--- Page excerpt ---
Wednesday, 30 May 2012

Aliens on Screen - Part II

Again: Mark Kermode's choice.  My own list would have to include Quatermass and the Pit (1967), The Thing From Another World (1951), Forbidden Planet (1956) and Invasion of the Body Snatchers (1956), although the remake (1978) is also good - and if I wanted comedy, I'd include Alan Arkin's faux alien from Simon (1980).
Mars Attacks (1996)
'Aack aack ack ack aack!!' Little green men go on a diminutive killing spree in Tim Burton’s bonkers alien invasion gem, inspired in equal measure by the weirdly collectible Topps trading cards and the notoriously terrible movies of Ed Wood. The result is a delirious joy, like Plan 9 from Outer Space remade with a massive budget and a star-studded cast. Memorable moments include Lisa Marie’s face falling away to reveal a grinning green alien skull beneath. But like all space invaders these Martians have a weak spot – in this case, the sound of country yodelling, which makes their heads explode

The Thing (1982)
When John W Campbell Jr’s story Who Goes There? first came to the screen in 1951 as The Thing from Another World, its alien FX famously stretched to the sight of James Arness dressed up as 'a big carrot'. Years later, the advance of latex technology enabled John Carpenter to explore the shape-shifting aspects of the story in his head-scrambling – and at first sorely underrated – classic The Thing. The result is a fiesta of exploding dogs, toothy chest-cavities, melting limbs and (most spectacularly) a severed head that sprouts giant scuttling spider legs, prompting the movie’s most quotable line: 'You’ve got to be fucking kidding!'

The Day the Earth Stood Still (1951)
'Klaatu barada nikto!' Handsome Michael Rennie and his giant silver robot Gort, whose metal face shoots powerful rays, presented the scary but benevolent face of aliens in the 50s, bringing the human race’s technological advancement to a halt in order to warn Earthlings of the dangers of their newfound knowledge. The Christ-like overtones of the central character have exerted an unearthly pull on wannabe messiahs ever since; Ringo Starr cast himself as Klaatu on the front cover of his 1974 album Goodnight Vienna, while Keanu Reeves employed his trademark 'barely human' face in a recent rubbish remake

The Man Who Fell to Earth (1976)
--- Records shown ---
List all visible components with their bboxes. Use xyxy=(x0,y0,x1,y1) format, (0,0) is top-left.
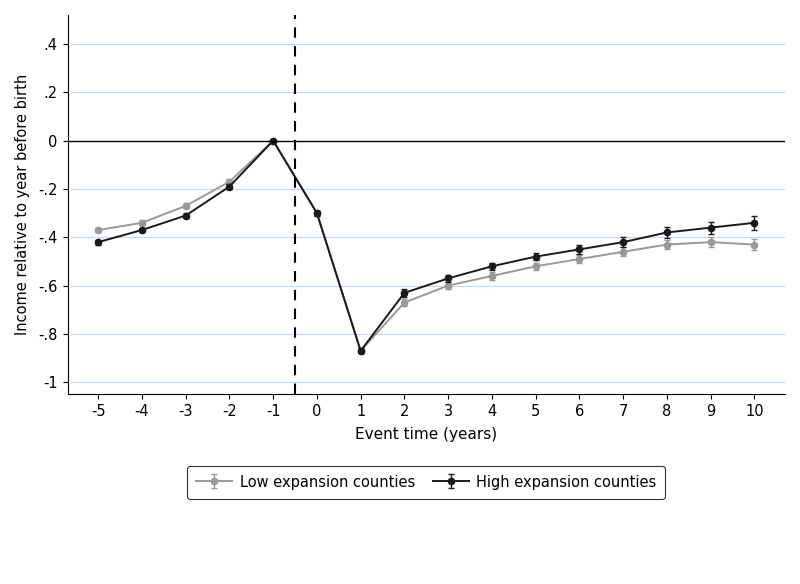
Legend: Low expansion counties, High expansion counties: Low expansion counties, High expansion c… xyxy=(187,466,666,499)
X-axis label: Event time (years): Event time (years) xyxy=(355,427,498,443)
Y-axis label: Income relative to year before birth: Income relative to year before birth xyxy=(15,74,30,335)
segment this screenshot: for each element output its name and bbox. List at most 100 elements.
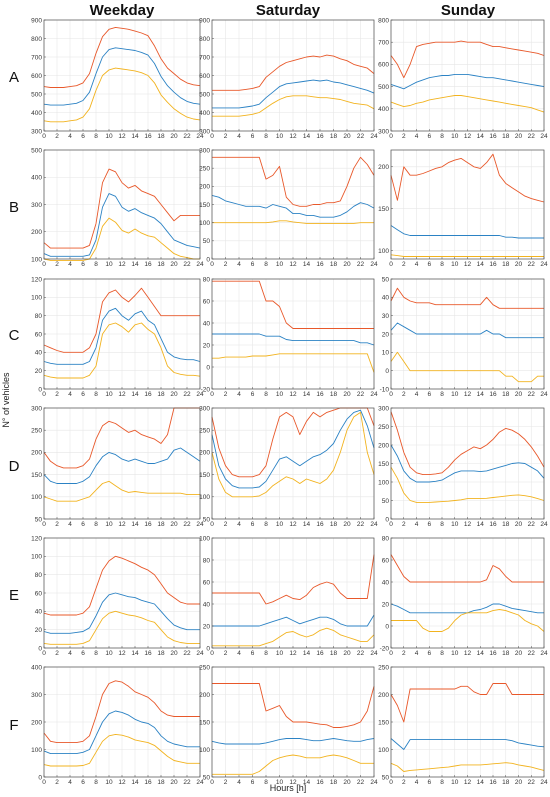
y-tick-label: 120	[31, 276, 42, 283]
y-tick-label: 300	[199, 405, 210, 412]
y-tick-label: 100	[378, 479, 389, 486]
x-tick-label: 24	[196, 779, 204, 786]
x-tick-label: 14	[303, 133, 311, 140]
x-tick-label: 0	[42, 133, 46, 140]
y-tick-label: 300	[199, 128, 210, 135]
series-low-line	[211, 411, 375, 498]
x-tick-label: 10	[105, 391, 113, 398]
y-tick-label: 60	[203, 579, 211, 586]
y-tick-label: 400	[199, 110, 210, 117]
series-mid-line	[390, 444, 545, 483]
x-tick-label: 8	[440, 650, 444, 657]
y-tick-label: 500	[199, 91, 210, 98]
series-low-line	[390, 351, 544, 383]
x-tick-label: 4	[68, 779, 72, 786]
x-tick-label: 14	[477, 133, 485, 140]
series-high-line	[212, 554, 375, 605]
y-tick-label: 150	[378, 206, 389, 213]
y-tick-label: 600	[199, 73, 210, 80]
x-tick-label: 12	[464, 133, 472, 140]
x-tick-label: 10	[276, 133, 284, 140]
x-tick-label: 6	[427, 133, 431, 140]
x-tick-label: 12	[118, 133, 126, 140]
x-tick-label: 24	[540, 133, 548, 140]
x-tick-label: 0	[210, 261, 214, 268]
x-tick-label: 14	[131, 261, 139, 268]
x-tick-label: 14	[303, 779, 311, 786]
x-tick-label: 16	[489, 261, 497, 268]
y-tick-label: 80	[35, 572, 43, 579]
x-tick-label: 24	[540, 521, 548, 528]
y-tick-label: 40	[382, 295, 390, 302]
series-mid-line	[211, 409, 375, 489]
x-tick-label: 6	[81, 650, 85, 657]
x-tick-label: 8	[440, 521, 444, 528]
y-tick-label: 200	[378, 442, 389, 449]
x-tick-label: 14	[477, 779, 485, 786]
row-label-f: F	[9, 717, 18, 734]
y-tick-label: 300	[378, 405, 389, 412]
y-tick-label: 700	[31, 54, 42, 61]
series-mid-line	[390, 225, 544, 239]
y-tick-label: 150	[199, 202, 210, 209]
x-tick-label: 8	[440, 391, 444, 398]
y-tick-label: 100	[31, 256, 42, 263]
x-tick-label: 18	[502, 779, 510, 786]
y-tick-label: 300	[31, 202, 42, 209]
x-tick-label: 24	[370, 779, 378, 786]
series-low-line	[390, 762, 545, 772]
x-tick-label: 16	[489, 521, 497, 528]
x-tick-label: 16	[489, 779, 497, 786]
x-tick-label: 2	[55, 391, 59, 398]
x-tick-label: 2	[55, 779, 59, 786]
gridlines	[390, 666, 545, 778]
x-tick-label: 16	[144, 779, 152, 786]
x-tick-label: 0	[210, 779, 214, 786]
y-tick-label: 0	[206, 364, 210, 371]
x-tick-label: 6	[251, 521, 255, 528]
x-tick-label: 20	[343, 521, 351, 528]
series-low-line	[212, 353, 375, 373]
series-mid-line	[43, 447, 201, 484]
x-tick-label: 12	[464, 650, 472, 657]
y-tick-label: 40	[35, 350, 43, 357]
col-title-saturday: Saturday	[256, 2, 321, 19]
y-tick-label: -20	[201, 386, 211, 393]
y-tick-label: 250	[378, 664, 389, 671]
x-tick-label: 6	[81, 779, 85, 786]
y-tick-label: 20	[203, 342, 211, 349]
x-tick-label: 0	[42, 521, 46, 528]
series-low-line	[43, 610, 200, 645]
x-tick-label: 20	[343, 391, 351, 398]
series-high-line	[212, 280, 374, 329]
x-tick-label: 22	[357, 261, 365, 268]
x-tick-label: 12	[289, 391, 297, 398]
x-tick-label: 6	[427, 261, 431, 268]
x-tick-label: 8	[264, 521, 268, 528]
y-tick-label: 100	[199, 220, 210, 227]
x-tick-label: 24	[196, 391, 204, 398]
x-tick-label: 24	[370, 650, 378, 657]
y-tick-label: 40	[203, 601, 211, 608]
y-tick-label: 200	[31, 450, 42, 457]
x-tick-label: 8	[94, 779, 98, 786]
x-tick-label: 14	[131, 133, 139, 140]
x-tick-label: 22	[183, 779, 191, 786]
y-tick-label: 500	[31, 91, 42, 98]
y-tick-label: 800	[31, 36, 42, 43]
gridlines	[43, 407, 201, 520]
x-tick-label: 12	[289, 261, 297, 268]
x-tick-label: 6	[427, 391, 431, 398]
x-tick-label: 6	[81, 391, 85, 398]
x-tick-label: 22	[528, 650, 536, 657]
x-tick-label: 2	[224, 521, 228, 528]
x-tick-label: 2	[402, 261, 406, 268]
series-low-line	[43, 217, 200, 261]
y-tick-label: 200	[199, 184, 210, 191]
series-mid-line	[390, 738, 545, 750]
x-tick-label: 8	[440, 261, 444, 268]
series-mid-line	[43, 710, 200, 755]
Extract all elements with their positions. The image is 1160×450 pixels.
---
--- Records shown ---
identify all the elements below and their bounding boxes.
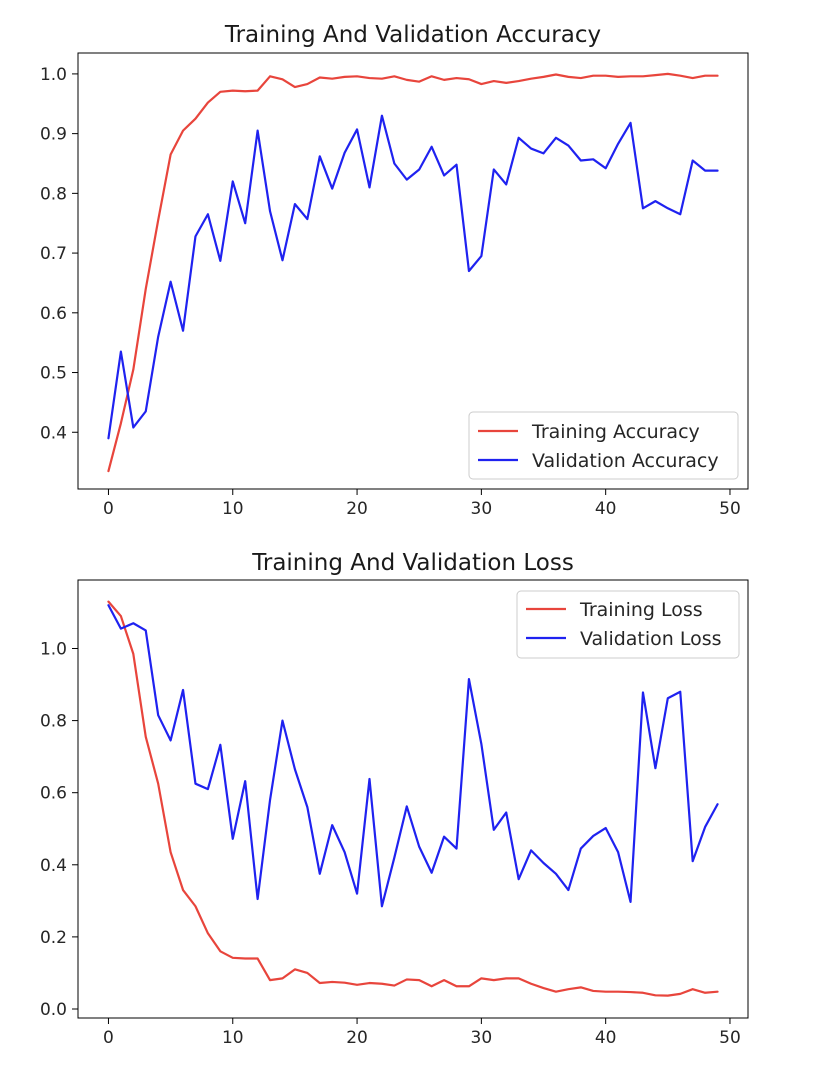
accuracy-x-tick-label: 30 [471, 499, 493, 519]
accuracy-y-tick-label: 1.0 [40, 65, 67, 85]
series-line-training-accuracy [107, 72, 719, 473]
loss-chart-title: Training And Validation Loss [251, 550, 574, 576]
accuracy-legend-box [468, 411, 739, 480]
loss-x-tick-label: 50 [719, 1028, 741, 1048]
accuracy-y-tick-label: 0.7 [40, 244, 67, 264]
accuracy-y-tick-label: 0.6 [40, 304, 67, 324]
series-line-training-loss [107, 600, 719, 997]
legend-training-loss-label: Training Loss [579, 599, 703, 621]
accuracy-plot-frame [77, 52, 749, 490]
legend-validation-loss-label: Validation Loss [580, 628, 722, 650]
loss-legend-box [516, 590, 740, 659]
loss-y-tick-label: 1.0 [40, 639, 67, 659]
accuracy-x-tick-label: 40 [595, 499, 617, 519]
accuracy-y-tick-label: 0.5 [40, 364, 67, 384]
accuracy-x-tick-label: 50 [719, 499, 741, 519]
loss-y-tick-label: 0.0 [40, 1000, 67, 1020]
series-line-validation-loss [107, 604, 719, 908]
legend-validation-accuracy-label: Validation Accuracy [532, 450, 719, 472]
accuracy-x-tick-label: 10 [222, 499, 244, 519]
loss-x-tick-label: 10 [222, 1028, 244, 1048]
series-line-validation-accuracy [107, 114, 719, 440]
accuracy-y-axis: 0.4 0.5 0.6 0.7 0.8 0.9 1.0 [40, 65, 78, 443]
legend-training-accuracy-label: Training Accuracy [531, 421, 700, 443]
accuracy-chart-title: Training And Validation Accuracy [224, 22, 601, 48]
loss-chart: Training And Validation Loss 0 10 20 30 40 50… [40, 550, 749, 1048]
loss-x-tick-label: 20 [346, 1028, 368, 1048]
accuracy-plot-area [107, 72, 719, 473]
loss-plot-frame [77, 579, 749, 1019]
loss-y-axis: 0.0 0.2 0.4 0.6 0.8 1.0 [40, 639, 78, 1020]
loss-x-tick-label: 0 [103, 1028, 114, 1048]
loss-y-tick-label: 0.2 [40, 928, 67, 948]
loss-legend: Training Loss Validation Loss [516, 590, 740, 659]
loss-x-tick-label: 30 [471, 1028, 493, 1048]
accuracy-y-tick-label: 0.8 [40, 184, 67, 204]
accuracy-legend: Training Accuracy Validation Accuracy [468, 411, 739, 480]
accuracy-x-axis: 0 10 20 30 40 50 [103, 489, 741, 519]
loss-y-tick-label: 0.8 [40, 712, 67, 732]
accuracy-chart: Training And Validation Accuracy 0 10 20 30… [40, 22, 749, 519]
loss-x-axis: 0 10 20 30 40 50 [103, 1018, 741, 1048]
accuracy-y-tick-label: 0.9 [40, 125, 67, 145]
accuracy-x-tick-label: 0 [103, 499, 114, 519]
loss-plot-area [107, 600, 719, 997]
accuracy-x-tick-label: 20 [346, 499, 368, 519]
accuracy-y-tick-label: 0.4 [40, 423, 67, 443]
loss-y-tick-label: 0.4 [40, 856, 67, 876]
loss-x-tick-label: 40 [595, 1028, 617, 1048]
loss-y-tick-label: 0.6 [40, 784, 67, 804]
---
To be done:
(1) In the film-list excerpt, what sound makes the Martians' heads explode in Mars Attacks?
(2) Put the listing lines from the line with "276, 42, 283]" up to and including the line with "409, 375, 489]" into a JSON list of strings, one string per line, leaving out blank lines.
The listing and the film text come from separate sources.

Solved tasks:
(1) The sound of country yodelling.

(2)
[
  "y-tick-label: 120\t[31, 276, 42, 283]",
  "y-tick-label: 300\t[199, 405, 210, 412]",
  "y-tick-label: 100\t[378, 479, 389, 486]",
  "x-tick-label: 24\t[196, 779, 204, 786]",
  "x-tick-label: 14\t[303, 133, 311, 140]",
  "x-tick-label: 0\t[42, 133, 46, 140]",
  "y-tick-label: 300\t[199, 128, 210, 135]",
  "series-low-line\t[211, 411, 375, 498]",
  "x-tick-label: 10\t[105, 391, 113, 398]",
  "y-tick-label: 60\t[203, 579, 211, 586]",
  "y-tick-label: 400\t[199, 110, 210, 117]",
  "series-mid-line\t[390, 444, 545, 483]",
  "x-tick-label: 8\t[440, 650, 444, 657]",
  "y-tick-label: 500\t[199, 91, 210, 98]",
  "series-low-line\t[390, 351, 544, 383]",
  "x-tick-label: 4\t[68, 779, 72, 786]",
  "x-tick-label: 14\t[477, 133, 485, 140]",
  "series-high-line\t[212, 554, 375, 605]",
  "y-tick-label: 150\t[378, 206, 389, 213]",
  "y-tick-label: 600\t[199, 73, 210, 80]",
  "x-tick-label: 12\t[464, 133, 472, 140]",
  "x-tick-label: 10\t[276, 133, 284, 140]",
  "x-tick-label: 6\t[427, 133, 431, 140]",
  "x-tick-label: 12\t[118, 133, 126, 140]",
  "x-tick-label: 24\t[540, 133, 548, 140]",
  "x-tick-label: 0\t[210, 261, 214, 268]",
  "x-tick-label: 14\t[131, 261, 139, 268]",
  "x-tick-label: 14\t[303, 779, 311, 786]",
  "x-tick-label: 16\t[489, 261, 497, 268]",
  "y-tick-label: 80\t[35, 572, 43, 579]",
  "x-tick-label: 24\t[540, 521, 548, 528]",
  "y-tick-label: 40\t[382, 295, 390, 302]",
  "series-mid-line\t[211, 409, 375, 489]"
]